» **DATA SUPPLIED**:
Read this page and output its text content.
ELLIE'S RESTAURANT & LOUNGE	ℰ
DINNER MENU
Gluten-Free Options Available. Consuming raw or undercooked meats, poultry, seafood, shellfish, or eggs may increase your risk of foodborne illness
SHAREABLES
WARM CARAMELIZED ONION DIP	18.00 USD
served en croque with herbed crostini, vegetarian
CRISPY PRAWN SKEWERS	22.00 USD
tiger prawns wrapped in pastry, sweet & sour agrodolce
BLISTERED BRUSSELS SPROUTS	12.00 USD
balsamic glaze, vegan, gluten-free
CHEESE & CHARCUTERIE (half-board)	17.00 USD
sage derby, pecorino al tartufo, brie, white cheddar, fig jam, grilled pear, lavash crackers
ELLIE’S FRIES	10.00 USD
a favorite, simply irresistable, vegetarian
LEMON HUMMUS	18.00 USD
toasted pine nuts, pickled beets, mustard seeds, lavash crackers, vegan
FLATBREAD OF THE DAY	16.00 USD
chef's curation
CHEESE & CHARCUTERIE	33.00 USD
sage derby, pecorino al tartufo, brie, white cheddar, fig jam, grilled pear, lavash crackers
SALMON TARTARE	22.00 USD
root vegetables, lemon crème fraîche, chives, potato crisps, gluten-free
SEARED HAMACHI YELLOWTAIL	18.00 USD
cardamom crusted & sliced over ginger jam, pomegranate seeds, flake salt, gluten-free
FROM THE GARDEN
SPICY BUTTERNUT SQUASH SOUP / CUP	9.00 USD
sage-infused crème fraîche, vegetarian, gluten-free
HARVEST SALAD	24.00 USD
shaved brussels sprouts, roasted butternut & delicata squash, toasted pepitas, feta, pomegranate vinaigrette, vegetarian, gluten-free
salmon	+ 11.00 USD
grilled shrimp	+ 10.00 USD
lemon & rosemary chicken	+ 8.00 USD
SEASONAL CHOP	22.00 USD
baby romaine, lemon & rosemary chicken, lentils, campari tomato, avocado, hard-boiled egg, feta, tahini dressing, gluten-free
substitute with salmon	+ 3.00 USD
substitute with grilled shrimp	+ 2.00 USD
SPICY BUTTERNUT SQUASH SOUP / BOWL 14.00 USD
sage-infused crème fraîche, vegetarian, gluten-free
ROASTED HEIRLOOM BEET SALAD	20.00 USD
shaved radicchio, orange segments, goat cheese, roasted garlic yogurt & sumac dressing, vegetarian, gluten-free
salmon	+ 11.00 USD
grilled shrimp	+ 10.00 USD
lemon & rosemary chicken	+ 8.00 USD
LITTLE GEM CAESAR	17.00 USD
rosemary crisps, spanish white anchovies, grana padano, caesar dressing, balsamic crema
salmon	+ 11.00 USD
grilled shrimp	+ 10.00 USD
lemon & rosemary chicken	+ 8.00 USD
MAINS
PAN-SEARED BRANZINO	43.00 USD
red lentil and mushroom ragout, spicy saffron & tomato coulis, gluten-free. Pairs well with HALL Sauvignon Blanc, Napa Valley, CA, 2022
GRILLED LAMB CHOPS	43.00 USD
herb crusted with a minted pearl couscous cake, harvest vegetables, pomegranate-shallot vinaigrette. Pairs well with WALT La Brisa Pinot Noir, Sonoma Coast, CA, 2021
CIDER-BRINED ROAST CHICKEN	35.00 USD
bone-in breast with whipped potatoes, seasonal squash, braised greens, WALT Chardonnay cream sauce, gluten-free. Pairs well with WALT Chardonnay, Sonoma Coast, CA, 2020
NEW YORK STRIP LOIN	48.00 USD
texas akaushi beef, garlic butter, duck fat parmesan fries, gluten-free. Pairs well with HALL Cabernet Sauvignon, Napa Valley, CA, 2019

» **GIVEN PROBLEM**: Pull every line holding "ELLIE" out of the records.

» **RESULT OF THIS TASK**:
ELLIE'S RESTAURANT & LOUNGE	ℰ
ELLIE’S FRIES	10.00 USD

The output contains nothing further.